# start of INPUT

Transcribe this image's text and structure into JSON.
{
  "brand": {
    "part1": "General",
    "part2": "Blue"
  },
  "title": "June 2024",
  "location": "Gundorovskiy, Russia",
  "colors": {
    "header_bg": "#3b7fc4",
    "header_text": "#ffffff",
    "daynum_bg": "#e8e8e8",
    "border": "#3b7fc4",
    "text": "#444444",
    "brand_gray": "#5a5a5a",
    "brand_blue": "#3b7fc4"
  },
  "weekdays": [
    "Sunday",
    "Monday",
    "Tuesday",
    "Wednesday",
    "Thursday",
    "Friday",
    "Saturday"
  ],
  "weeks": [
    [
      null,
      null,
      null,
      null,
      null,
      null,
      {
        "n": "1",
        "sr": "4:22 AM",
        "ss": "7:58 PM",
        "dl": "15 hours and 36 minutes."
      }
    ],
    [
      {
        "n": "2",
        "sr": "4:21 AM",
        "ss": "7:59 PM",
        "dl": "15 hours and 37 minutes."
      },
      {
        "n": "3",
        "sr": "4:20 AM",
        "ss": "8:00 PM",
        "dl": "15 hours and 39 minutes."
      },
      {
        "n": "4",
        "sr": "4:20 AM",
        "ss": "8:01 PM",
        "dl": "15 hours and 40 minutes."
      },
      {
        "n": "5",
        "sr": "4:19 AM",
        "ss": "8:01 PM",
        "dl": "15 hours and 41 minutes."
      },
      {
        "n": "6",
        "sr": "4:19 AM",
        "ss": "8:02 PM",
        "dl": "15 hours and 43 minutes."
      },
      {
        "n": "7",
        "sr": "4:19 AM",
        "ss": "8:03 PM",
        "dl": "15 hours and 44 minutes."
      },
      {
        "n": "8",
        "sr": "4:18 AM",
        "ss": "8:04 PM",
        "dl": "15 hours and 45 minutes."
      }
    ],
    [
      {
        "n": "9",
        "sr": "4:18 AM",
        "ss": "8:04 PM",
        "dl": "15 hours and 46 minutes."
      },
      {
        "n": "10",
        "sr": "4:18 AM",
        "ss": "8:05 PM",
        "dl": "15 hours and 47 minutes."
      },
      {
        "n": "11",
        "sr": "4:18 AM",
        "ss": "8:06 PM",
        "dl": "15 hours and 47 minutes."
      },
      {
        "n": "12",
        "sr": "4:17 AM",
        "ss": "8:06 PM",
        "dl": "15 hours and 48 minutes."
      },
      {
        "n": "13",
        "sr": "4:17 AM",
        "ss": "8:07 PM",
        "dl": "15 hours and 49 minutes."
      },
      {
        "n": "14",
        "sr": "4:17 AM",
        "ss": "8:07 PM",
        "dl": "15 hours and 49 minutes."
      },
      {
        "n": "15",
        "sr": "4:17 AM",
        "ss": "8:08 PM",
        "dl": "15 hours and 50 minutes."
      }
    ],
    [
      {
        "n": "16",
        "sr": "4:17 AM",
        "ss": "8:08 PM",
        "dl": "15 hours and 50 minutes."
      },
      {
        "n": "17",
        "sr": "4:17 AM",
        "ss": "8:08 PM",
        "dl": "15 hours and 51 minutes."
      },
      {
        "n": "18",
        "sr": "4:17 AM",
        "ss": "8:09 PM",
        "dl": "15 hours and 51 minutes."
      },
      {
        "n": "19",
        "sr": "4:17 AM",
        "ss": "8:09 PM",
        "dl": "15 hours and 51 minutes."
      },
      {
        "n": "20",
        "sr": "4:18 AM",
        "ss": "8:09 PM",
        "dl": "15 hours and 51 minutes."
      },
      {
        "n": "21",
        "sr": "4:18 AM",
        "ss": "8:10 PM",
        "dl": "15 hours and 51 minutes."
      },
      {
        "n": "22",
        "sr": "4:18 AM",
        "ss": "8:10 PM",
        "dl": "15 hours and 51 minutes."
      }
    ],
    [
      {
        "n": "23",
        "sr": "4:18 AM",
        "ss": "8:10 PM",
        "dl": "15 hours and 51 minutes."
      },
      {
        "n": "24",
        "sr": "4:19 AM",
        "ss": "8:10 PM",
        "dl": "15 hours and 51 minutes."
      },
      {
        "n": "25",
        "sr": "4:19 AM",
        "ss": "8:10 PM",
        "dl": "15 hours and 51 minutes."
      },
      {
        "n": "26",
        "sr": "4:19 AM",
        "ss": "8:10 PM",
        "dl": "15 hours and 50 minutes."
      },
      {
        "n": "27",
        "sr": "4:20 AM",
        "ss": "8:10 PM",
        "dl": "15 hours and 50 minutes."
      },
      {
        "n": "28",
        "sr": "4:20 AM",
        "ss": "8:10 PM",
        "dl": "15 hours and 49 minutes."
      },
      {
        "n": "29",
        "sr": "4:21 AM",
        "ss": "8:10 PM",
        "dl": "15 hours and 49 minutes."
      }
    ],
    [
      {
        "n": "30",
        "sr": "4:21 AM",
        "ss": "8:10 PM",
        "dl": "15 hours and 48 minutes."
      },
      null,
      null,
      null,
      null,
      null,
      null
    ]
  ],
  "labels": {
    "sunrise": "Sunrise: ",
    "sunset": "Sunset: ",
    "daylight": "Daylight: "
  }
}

# end of INPUT

Transcribe the material above in its entirety. Match it exactly.

▶ REPLY
Transcribe this image's text and structure into JSON.
{
  "brand": {
    "part1": "General",
    "part2": "Blue"
  },
  "title": "June 2024",
  "location": "Gundorovskiy, Russia",
  "colors": {
    "header_bg": "#3b7fc4",
    "header_text": "#ffffff",
    "daynum_bg": "#e8e8e8",
    "border": "#3b7fc4",
    "text": "#444444",
    "brand_gray": "#5a5a5a",
    "brand_blue": "#3b7fc4"
  },
  "weekdays": [
    "Sunday",
    "Monday",
    "Tuesday",
    "Wednesday",
    "Thursday",
    "Friday",
    "Saturday"
  ],
  "weeks": [
    [
      null,
      null,
      null,
      null,
      null,
      null,
      {
        "n": "1",
        "sr": "4:22 AM",
        "ss": "7:58 PM",
        "dl": "15 hours and 36 minutes."
      }
    ],
    [
      {
        "n": "2",
        "sr": "4:21 AM",
        "ss": "7:59 PM",
        "dl": "15 hours and 37 minutes."
      },
      {
        "n": "3",
        "sr": "4:20 AM",
        "ss": "8:00 PM",
        "dl": "15 hours and 39 minutes."
      },
      {
        "n": "4",
        "sr": "4:20 AM",
        "ss": "8:01 PM",
        "dl": "15 hours and 40 minutes."
      },
      {
        "n": "5",
        "sr": "4:19 AM",
        "ss": "8:01 PM",
        "dl": "15 hours and 41 minutes."
      },
      {
        "n": "6",
        "sr": "4:19 AM",
        "ss": "8:02 PM",
        "dl": "15 hours and 43 minutes."
      },
      {
        "n": "7",
        "sr": "4:19 AM",
        "ss": "8:03 PM",
        "dl": "15 hours and 44 minutes."
      },
      {
        "n": "8",
        "sr": "4:18 AM",
        "ss": "8:04 PM",
        "dl": "15 hours and 45 minutes."
      }
    ],
    [
      {
        "n": "9",
        "sr": "4:18 AM",
        "ss": "8:04 PM",
        "dl": "15 hours and 46 minutes."
      },
      {
        "n": "10",
        "sr": "4:18 AM",
        "ss": "8:05 PM",
        "dl": "15 hours and 47 minutes."
      },
      {
        "n": "11",
        "sr": "4:18 AM",
        "ss": "8:06 PM",
        "dl": "15 hours and 47 minutes."
      },
      {
        "n": "12",
        "sr": "4:17 AM",
        "ss": "8:06 PM",
        "dl": "15 hours and 48 minutes."
      },
      {
        "n": "13",
        "sr": "4:17 AM",
        "ss": "8:07 PM",
        "dl": "15 hours and 49 minutes."
      },
      {
        "n": "14",
        "sr": "4:17 AM",
        "ss": "8:07 PM",
        "dl": "15 hours and 49 minutes."
      },
      {
        "n": "15",
        "sr": "4:17 AM",
        "ss": "8:08 PM",
        "dl": "15 hours and 50 minutes."
      }
    ],
    [
      {
        "n": "16",
        "sr": "4:17 AM",
        "ss": "8:08 PM",
        "dl": "15 hours and 50 minutes."
      },
      {
        "n": "17",
        "sr": "4:17 AM",
        "ss": "8:08 PM",
        "dl": "15 hours and 51 minutes."
      },
      {
        "n": "18",
        "sr": "4:17 AM",
        "ss": "8:09 PM",
        "dl": "15 hours and 51 minutes."
      },
      {
        "n": "19",
        "sr": "4:17 AM",
        "ss": "8:09 PM",
        "dl": "15 hours and 51 minutes."
      },
      {
        "n": "20",
        "sr": "4:18 AM",
        "ss": "8:09 PM",
        "dl": "15 hours and 51 minutes."
      },
      {
        "n": "21",
        "sr": "4:18 AM",
        "ss": "8:10 PM",
        "dl": "15 hours and 51 minutes."
      },
      {
        "n": "22",
        "sr": "4:18 AM",
        "ss": "8:10 PM",
        "dl": "15 hours and 51 minutes."
      }
    ],
    [
      {
        "n": "23",
        "sr": "4:18 AM",
        "ss": "8:10 PM",
        "dl": "15 hours and 51 minutes."
      },
      {
        "n": "24",
        "sr": "4:19 AM",
        "ss": "8:10 PM",
        "dl": "15 hours and 51 minutes."
      },
      {
        "n": "25",
        "sr": "4:19 AM",
        "ss": "8:10 PM",
        "dl": "15 hours and 51 minutes."
      },
      {
        "n": "26",
        "sr": "4:19 AM",
        "ss": "8:10 PM",
        "dl": "15 hours and 50 minutes."
      },
      {
        "n": "27",
        "sr": "4:20 AM",
        "ss": "8:10 PM",
        "dl": "15 hours and 50 minutes."
      },
      {
        "n": "28",
        "sr": "4:20 AM",
        "ss": "8:10 PM",
        "dl": "15 hours and 49 minutes."
      },
      {
        "n": "29",
        "sr": "4:21 AM",
        "ss": "8:10 PM",
        "dl": "15 hours and 49 minutes."
      }
    ],
    [
      {
        "n": "30",
        "sr": "4:21 AM",
        "ss": "8:10 PM",
        "dl": "15 hours and 48 minutes."
      },
      null,
      null,
      null,
      null,
      null,
      null
    ]
  ],
  "labels": {
    "sunrise": "Sunrise: ",
    "sunset": "Sunset: ",
    "daylight": "Daylight: "
  }
}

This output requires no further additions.